[DESCRIPTION OF THE TASK]
Locate every line in the material below that has the word "zwany". Copy each of those lines.

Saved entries
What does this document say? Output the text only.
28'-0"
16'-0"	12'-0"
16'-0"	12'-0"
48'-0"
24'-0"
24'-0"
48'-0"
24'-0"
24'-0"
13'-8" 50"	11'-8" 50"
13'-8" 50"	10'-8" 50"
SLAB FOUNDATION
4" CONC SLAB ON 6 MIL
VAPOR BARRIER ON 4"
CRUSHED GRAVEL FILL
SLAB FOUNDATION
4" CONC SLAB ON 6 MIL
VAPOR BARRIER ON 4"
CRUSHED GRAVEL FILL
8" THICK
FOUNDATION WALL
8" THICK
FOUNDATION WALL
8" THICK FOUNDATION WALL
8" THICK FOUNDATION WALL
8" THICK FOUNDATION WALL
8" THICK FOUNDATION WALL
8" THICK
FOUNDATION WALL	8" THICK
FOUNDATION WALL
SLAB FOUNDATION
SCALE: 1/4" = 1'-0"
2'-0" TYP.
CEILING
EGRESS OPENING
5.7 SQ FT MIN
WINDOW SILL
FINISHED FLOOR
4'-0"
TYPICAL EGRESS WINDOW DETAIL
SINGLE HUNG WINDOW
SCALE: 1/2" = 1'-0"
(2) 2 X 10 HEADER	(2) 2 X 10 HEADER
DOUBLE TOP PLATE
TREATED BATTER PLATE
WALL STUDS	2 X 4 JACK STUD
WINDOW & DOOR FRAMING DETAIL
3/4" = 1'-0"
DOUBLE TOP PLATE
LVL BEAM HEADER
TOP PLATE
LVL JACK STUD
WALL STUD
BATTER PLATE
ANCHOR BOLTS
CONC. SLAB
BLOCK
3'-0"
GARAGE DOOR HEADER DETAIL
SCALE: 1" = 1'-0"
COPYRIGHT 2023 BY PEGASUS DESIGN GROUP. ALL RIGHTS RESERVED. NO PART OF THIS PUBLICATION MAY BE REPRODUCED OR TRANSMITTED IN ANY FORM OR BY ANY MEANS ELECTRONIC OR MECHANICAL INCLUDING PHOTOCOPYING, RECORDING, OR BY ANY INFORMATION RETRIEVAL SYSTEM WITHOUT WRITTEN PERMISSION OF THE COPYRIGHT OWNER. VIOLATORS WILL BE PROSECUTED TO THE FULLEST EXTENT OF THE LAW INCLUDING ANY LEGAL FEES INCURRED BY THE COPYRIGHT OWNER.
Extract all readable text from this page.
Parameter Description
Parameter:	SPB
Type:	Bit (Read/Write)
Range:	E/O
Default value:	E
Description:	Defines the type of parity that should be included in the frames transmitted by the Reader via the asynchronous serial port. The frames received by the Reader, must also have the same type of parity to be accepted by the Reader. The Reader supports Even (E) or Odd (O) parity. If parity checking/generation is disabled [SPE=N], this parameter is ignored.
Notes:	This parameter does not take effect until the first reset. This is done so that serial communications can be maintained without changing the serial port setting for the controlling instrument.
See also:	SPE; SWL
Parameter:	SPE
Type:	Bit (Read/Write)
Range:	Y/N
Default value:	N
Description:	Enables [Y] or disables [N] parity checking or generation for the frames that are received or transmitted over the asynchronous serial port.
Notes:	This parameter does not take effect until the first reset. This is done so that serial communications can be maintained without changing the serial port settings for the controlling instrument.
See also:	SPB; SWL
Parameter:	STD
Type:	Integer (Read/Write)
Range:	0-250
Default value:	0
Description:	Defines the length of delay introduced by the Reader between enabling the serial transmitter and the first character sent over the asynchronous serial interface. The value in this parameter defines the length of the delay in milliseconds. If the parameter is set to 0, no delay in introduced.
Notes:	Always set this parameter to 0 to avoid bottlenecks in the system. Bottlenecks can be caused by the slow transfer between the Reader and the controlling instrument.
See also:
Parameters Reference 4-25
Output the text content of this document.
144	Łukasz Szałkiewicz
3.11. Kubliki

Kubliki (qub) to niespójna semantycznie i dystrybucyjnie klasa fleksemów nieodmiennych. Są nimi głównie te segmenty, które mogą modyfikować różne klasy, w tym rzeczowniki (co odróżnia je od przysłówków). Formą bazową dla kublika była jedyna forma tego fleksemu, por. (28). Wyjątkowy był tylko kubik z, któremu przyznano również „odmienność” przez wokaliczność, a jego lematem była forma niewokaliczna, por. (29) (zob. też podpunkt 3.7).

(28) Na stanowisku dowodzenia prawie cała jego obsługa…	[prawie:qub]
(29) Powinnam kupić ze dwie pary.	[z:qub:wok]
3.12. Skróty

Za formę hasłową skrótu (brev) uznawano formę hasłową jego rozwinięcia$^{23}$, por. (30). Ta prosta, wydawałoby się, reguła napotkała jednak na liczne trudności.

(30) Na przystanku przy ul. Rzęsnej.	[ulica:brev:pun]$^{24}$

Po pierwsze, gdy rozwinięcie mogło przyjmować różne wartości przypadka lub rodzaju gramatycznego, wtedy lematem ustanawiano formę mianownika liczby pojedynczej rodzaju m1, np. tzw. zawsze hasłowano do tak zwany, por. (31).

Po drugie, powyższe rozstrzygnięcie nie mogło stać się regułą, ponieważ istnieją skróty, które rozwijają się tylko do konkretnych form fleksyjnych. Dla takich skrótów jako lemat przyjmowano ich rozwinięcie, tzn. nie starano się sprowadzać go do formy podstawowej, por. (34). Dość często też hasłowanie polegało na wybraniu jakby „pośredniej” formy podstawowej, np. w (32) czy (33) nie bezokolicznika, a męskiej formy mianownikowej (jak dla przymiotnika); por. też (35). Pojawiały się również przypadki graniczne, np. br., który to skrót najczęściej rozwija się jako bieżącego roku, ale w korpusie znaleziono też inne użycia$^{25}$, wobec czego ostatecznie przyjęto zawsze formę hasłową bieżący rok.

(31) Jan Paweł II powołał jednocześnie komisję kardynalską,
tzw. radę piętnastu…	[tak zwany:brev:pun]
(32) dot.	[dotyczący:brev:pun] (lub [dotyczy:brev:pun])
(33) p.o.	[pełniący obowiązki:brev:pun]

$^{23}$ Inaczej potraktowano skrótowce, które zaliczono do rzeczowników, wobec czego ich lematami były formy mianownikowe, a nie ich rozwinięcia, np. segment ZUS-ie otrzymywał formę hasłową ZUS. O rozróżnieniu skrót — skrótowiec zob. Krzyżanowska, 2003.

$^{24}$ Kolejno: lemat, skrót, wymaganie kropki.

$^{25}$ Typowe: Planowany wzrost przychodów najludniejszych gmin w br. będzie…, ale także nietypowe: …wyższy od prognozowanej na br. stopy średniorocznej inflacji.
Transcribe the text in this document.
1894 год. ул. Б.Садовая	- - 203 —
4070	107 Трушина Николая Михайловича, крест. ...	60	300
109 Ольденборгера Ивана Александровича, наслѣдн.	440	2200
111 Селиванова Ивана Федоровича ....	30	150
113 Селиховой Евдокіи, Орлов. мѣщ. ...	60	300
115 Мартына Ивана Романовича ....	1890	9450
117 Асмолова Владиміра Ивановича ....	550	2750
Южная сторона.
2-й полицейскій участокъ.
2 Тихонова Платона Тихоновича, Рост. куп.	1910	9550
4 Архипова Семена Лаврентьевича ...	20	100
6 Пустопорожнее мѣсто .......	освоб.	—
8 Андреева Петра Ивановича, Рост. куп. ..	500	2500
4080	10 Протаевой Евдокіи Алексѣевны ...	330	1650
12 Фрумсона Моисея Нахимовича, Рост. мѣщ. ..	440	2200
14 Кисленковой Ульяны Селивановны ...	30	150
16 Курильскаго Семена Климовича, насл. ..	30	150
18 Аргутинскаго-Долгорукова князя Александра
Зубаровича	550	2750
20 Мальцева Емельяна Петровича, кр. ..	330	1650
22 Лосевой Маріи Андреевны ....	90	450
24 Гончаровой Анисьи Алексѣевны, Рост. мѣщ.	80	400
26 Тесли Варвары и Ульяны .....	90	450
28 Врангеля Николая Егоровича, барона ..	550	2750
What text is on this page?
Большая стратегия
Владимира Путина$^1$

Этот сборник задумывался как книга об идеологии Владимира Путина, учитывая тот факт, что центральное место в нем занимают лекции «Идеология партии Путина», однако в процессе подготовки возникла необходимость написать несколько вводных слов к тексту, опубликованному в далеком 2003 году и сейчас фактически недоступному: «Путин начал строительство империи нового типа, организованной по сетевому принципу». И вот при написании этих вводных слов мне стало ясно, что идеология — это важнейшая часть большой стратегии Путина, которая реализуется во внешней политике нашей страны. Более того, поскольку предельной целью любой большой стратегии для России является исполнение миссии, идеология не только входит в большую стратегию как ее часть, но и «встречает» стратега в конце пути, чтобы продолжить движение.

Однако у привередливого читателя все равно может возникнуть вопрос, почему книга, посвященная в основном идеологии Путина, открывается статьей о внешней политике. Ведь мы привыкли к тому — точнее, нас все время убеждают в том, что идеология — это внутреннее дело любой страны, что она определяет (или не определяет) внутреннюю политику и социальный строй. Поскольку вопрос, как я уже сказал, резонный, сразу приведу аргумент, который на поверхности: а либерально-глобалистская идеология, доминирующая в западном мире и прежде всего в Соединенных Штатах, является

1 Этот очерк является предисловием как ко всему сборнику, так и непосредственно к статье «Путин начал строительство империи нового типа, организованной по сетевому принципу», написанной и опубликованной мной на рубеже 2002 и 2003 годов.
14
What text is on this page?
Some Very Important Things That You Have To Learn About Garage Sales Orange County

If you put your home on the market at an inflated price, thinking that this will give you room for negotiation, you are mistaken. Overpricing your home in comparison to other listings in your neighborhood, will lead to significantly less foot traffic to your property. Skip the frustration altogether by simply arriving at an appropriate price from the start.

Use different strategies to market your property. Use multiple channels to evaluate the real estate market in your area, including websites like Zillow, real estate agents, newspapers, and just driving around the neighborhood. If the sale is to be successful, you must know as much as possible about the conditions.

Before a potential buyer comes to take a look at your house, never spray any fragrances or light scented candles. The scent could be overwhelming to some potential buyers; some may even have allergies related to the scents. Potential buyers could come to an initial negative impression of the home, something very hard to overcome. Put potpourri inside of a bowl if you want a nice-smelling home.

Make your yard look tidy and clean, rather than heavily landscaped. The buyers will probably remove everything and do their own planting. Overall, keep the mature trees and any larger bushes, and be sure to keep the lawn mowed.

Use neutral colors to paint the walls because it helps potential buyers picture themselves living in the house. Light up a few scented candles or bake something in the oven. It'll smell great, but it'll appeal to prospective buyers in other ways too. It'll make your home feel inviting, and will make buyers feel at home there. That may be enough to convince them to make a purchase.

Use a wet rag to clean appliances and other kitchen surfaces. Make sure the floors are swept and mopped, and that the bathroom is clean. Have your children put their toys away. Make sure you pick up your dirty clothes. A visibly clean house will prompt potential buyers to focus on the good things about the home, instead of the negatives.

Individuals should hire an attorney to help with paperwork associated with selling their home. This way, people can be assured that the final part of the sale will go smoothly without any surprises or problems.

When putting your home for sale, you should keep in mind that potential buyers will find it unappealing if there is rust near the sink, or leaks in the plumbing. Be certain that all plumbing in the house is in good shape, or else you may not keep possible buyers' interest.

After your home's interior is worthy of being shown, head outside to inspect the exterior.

[RIGHT ANSWER]
Po pierwsze, gdy rozwinięcie mogło przyjmować różne wartości przypadka lub rodzaju gramatycznego, wtedy lematem ustanawiano formę mianownika liczby pojedynczej rodzaju m1, np. tzw. zawsze hasłowano do tak zwany, por. (31).
tzw. radę piętnastu…	[tak zwany:brev:pun]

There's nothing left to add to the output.